**YOUR TASK:** Repeat every entry word for word, but leave the images out of your copy.

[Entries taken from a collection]

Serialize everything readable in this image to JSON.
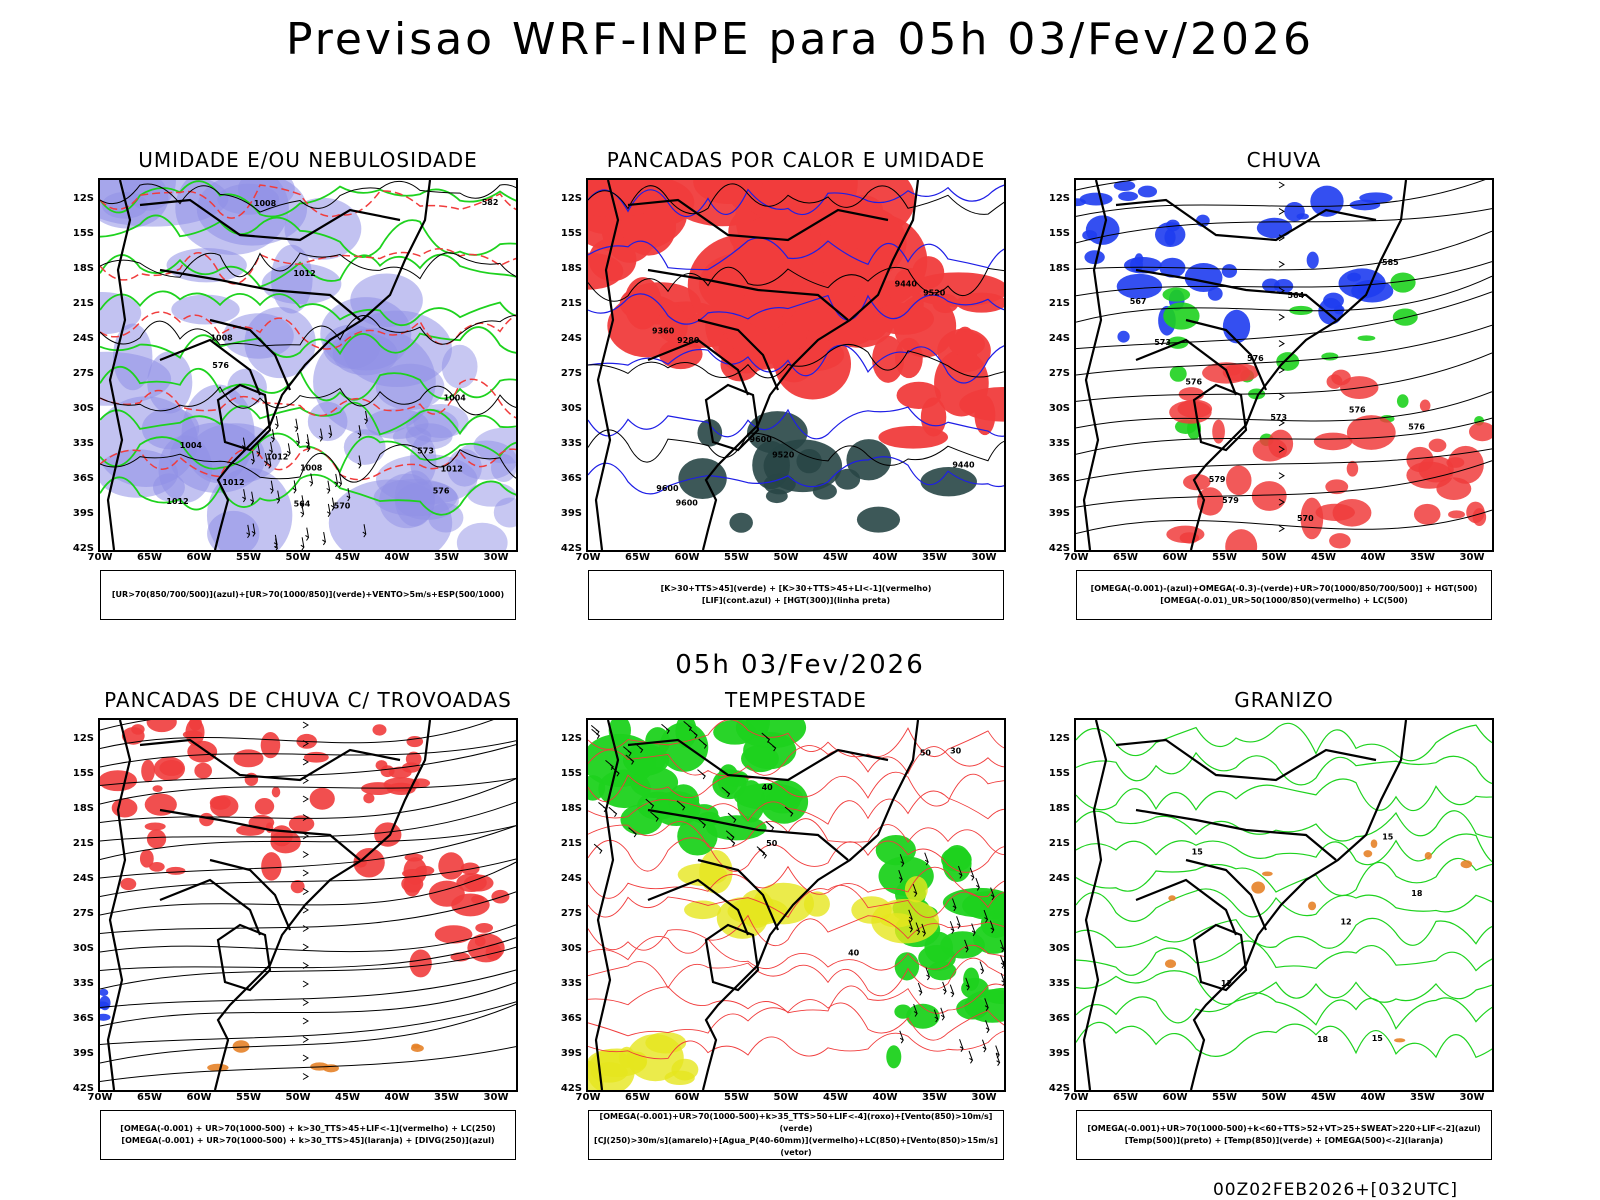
{
  "title": "Previsao WRF-INPE  para 05h 03/Fev/2026",
  "mid_date": "05h 03/Fev/2026",
  "footer_id": "00Z02FEB2026+[032UTC]",
  "lat_ticks": [
    "12S",
    "15S",
    "18S",
    "21S",
    "24S",
    "27S",
    "30S",
    "33S",
    "36S",
    "39S",
    "42S"
  ],
  "lon_ticks": [
    "70W",
    "65W",
    "60W",
    "55W",
    "50W",
    "45W",
    "40W",
    "35W",
    "30W"
  ],
  "colors": {
    "blue": "#8f8fe6",
    "red": "#f03c3c",
    "green": "#1ed21e",
    "yellow": "#e6e61e",
    "orange": "#e68228",
    "darkgreen": "#284646",
    "black": "#000000"
  },
  "panels": [
    {
      "id": "umidade",
      "title": "UMIDADE E/OU NEBULOSIDADE",
      "legend": [
        "[UR>70(850/700/500)](azul)+[UR>70(1000/850)](verde)+VENTO>5m/s+ESP(500/1000)"
      ],
      "contour_labels": [
        "1012",
        "1012",
        "1012",
        "1012",
        "1008",
        "1004",
        "1004",
        "1008",
        "1012",
        "1008",
        "570",
        "576",
        "573",
        "576",
        "582",
        "564"
      ]
    },
    {
      "id": "pancadas_calor",
      "title": "PANCADAS POR CALOR E UMIDADE",
      "legend": [
        "[K>30+TTS>45](verde) + [K>30+TTS>45+LI<-1](vermelho)",
        "[LIF](cont.azul) + [HGT(300)](linha preta)"
      ],
      "contour_labels": [
        "9520",
        "9600",
        "9600",
        "9520",
        "9600",
        "9440",
        "9440",
        "9360",
        "9280"
      ]
    },
    {
      "id": "chuva",
      "title": "CHUVA",
      "legend": [
        "[OMEGA(-0.001)-(azul)+OMEGA(-0.3)-(verde)+UR>70(1000/850/700/500)] + HGT(500)",
        "[OMEGA(-0.01)_UR>50(1000/850)(vermelho) + LC(500)"
      ],
      "contour_labels": [
        "579",
        "576",
        "576",
        "576",
        "573",
        "570",
        "567",
        "564",
        "576",
        "585",
        "579",
        "573"
      ]
    },
    {
      "id": "trovoadas",
      "title": "PANCADAS DE CHUVA C/ TROVOADAS",
      "legend": [
        "[OMEGA(-0.001) + UR>70(1000-500) + k>30_TTS>45+LIF<-1](vermelho) + LC(250)",
        "[OMEGA(-0.001) + UR>70(1000-500) + k>30_TTS>45](laranja) + [DIVG(250)](azul)"
      ],
      "contour_labels": []
    },
    {
      "id": "tempestade",
      "title": "TEMPESTADE",
      "legend": [
        "[OMEGA(-0.001)+UR>70(1000-500)+k>35_TTS>50+LIF<-4](roxo)+[Vento(850)>10m/s](verde)",
        "[CJ(250)>30m/s](amarelo)+[Agua_P(40-60mm)](vermelho)+LC(850)+[Vento(850)>15m/s](vetor)"
      ],
      "contour_labels": [
        "40",
        "50",
        "50",
        "30",
        "40"
      ]
    },
    {
      "id": "granizo",
      "title": "GRANIZO",
      "legend": [
        "[OMEGA(-0.001)+UR>70(1000-500)+k<60+TTS>52+VT>25+SWEAT>220+LIF<-2](azul)",
        "[Temp(500)](preto) + [Temp(850)](verde) + [OMEGA(500)<-2](laranja)"
      ],
      "contour_labels": [
        "15",
        "18",
        "18",
        "15",
        "12",
        "12",
        "15"
      ]
    }
  ]
}
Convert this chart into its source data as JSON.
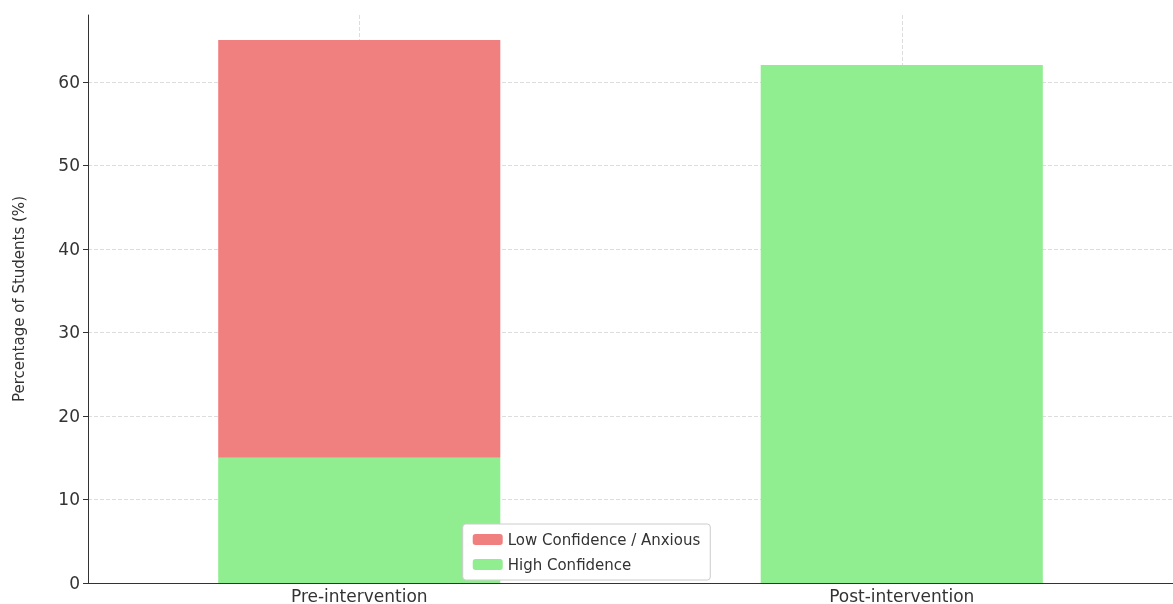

**REPLY TO THE EXERCISE:**
Serialize everything readable in this image to JSON.
{
  "title": "Previsao WRF-INPE  para 05h 03/Fev/2026",
  "mid_date": "05h 03/Fev/2026",
  "footer_id": "00Z02FEB2026+[032UTC]",
  "lat_ticks": [
    "12S",
    "15S",
    "18S",
    "21S",
    "24S",
    "27S",
    "30S",
    "33S",
    "36S",
    "39S",
    "42S"
  ],
  "lon_ticks": [
    "70W",
    "65W",
    "60W",
    "55W",
    "50W",
    "45W",
    "40W",
    "35W",
    "30W"
  ],
  "colors": {
    "blue": "#8f8fe6",
    "red": "#f03c3c",
    "green": "#1ed21e",
    "yellow": "#e6e61e",
    "orange": "#e68228",
    "darkgreen": "#284646",
    "black": "#000000"
  },
  "panels": [
    {
      "id": "umidade",
      "title": "UMIDADE E/OU NEBULOSIDADE",
      "legend": [
        "[UR>70(850/700/500)](azul)+[UR>70(1000/850)](verde)+VENTO>5m/s+ESP(500/1000)"
      ],
      "contour_labels": [
        "1012",
        "1012",
        "1012",
        "1012",
        "1008",
        "1004",
        "1004",
        "1008",
        "1012",
        "1008",
        "570",
        "576",
        "573",
        "576",
        "582",
        "564"
      ]
    },
    {
      "id": "pancadas_calor",
      "title": "PANCADAS POR CALOR E UMIDADE",
      "legend": [
        "[K>30+TTS>45](verde) + [K>30+TTS>45+LI<-1](vermelho)",
        "[LIF](cont.azul) + [HGT(300)](linha preta)"
      ],
      "contour_labels": [
        "9520",
        "9600",
        "9600",
        "9520",
        "9600",
        "9440",
        "9440",
        "9360",
        "9280"
      ]
    },
    {
      "id": "chuva",
      "title": "CHUVA",
      "legend": [
        "[OMEGA(-0.001)-(azul)+OMEGA(-0.3)-(verde)+UR>70(1000/850/700/500)] + HGT(500)",
        "[OMEGA(-0.01)_UR>50(1000/850)(vermelho) + LC(500)"
      ],
      "contour_labels": [
        "579",
        "576",
        "576",
        "576",
        "573",
        "570",
        "567",
        "564",
        "576",
        "585",
        "579",
        "573"
      ]
    },
    {
      "id": "trovoadas",
      "title": "PANCADAS DE CHUVA C/ TROVOADAS",
      "legend": [
        "[OMEGA(-0.001) + UR>70(1000-500) + k>30_TTS>45+LIF<-1](vermelho) + LC(250)",
        "[OMEGA(-0.001) + UR>70(1000-500) + k>30_TTS>45](laranja) + [DIVG(250)](azul)"
      ],
      "contour_labels": []
    },
    {
      "id": "tempestade",
      "title": "TEMPESTADE",
      "legend": [
        "[OMEGA(-0.001)+UR>70(1000-500)+k>35_TTS>50+LIF<-4](roxo)+[Vento(850)>10m/s](verde)",
        "[CJ(250)>30m/s](amarelo)+[Agua_P(40-60mm)](vermelho)+LC(850)+[Vento(850)>15m/s](vetor)"
      ],
      "contour_labels": [
        "40",
        "50",
        "50",
        "30",
        "40"
      ]
    },
    {
      "id": "granizo",
      "title": "GRANIZO",
      "legend": [
        "[OMEGA(-0.001)+UR>70(1000-500)+k<60+TTS>52+VT>25+SWEAT>220+LIF<-2](azul)",
        "[Temp(500)](preto) + [Temp(850)](verde) + [OMEGA(500)<-2](laranja)"
      ],
      "contour_labels": [
        "15",
        "18",
        "18",
        "15",
        "12",
        "12",
        "15"
      ]
    }
  ]
}
Convert this chart into its source data as JSON.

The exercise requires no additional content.